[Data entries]
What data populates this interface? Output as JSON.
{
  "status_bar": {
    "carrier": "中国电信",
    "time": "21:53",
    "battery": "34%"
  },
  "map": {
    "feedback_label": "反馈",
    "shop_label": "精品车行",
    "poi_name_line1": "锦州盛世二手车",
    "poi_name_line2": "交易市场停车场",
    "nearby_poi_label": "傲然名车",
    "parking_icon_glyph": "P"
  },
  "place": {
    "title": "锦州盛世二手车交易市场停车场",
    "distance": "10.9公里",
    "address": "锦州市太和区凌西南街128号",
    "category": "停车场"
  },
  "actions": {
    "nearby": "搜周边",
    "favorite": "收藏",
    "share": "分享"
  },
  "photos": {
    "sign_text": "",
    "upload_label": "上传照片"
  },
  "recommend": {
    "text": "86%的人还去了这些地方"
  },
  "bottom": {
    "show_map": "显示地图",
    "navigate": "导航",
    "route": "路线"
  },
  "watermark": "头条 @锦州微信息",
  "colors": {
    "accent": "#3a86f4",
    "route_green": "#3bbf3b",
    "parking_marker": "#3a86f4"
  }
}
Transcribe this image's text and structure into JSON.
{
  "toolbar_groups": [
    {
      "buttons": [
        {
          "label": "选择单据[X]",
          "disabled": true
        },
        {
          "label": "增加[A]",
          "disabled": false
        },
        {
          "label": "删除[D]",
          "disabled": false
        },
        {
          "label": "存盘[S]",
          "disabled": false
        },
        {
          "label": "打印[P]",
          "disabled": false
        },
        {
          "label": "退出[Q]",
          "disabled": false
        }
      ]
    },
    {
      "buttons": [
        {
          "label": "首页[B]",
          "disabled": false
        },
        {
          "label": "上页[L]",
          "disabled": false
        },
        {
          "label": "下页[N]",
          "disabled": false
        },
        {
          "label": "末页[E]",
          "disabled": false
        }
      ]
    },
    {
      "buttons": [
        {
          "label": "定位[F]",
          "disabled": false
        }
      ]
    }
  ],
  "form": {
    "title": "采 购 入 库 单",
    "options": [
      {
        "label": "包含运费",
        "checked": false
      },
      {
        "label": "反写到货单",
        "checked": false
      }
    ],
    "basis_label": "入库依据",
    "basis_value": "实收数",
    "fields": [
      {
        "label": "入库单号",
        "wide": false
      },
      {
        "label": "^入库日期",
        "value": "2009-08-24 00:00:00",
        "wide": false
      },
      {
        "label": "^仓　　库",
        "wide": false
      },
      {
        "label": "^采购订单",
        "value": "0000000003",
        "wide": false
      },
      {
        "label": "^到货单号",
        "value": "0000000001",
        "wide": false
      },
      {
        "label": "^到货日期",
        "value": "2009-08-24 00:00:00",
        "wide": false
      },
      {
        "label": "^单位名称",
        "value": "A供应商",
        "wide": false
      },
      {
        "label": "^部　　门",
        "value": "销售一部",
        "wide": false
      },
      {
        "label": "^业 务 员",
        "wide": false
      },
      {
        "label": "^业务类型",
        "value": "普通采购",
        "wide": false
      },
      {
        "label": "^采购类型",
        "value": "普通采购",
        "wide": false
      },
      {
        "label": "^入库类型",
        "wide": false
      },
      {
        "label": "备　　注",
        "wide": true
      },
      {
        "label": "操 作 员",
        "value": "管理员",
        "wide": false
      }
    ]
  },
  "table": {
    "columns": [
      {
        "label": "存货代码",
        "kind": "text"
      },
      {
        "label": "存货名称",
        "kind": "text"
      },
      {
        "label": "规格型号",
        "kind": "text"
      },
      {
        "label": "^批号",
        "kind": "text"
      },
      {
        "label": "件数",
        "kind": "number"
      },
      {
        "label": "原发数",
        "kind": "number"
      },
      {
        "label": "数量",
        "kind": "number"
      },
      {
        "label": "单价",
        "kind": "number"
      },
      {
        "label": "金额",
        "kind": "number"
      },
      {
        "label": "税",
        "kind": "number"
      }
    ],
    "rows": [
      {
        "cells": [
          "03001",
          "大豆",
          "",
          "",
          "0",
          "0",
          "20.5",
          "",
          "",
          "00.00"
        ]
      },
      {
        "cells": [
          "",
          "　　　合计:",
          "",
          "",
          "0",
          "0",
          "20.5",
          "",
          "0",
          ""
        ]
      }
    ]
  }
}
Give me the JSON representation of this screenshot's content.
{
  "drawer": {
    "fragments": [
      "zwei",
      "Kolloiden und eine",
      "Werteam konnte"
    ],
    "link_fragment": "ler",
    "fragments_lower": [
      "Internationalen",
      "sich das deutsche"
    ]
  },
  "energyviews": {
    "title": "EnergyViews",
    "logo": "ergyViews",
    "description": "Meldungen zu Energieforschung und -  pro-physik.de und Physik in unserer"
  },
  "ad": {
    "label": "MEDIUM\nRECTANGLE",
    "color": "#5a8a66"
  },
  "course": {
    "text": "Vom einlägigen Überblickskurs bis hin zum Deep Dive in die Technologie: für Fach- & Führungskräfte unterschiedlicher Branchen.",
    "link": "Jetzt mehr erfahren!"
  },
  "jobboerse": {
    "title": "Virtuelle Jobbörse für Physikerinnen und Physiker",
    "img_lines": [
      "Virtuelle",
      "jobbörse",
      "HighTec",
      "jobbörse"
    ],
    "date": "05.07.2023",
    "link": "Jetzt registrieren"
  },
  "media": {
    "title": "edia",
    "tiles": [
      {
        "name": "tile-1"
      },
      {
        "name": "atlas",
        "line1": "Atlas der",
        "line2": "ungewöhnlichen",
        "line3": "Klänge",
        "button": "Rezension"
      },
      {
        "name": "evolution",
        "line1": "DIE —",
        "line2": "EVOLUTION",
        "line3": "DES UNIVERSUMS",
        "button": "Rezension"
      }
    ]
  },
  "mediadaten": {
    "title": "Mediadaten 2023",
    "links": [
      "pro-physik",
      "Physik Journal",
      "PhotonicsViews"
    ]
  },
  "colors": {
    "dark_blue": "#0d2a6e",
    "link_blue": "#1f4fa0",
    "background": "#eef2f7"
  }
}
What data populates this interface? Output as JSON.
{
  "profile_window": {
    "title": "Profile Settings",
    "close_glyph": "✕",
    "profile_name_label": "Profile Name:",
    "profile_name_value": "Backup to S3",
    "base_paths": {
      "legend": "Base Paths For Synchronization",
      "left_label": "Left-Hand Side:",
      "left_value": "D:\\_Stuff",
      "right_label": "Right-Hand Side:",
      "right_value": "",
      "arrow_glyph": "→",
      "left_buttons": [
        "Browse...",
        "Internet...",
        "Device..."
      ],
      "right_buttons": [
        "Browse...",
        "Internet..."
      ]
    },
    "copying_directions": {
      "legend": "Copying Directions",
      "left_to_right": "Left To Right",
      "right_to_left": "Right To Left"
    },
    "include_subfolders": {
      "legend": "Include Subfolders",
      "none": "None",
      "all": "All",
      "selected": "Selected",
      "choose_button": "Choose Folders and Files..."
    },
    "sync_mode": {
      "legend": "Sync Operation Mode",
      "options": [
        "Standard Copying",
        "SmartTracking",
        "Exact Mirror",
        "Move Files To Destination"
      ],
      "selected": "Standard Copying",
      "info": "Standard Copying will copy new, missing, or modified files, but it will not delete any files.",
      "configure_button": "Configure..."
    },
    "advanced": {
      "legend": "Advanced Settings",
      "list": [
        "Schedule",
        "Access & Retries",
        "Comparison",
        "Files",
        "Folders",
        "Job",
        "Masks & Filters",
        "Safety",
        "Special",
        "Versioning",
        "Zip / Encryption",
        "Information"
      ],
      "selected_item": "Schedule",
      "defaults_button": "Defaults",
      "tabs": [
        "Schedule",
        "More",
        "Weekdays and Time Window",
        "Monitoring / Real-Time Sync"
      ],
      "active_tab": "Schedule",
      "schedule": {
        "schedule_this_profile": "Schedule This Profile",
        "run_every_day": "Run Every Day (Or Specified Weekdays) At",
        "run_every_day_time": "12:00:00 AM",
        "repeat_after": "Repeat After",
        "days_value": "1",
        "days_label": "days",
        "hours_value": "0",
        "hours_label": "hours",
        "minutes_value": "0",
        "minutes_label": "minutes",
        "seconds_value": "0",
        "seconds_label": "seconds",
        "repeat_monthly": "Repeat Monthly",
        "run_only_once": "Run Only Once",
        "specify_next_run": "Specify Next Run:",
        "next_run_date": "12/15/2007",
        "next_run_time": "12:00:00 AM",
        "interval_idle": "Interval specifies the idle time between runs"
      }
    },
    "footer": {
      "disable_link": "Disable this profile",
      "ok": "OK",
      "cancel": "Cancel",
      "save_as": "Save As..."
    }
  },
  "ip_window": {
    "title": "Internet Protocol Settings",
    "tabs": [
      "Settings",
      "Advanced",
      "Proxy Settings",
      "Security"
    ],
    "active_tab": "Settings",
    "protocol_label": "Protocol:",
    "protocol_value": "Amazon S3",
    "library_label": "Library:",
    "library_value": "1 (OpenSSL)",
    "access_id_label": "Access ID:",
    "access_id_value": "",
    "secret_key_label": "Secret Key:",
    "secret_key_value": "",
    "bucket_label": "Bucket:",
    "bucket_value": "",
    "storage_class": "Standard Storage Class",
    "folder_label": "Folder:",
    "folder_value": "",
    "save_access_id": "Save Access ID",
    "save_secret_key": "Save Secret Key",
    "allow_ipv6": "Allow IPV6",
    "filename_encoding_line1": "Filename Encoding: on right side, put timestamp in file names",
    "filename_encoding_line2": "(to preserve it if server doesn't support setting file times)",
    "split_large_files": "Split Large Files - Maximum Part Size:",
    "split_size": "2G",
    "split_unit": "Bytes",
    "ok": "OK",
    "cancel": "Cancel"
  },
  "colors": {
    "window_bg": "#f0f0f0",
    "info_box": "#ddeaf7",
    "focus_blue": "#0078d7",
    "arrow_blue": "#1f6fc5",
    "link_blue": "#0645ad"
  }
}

REQUIRED TASK
Give only the number of lines in the data that hold the word "Weekdays".

WORKED SOLUTION
2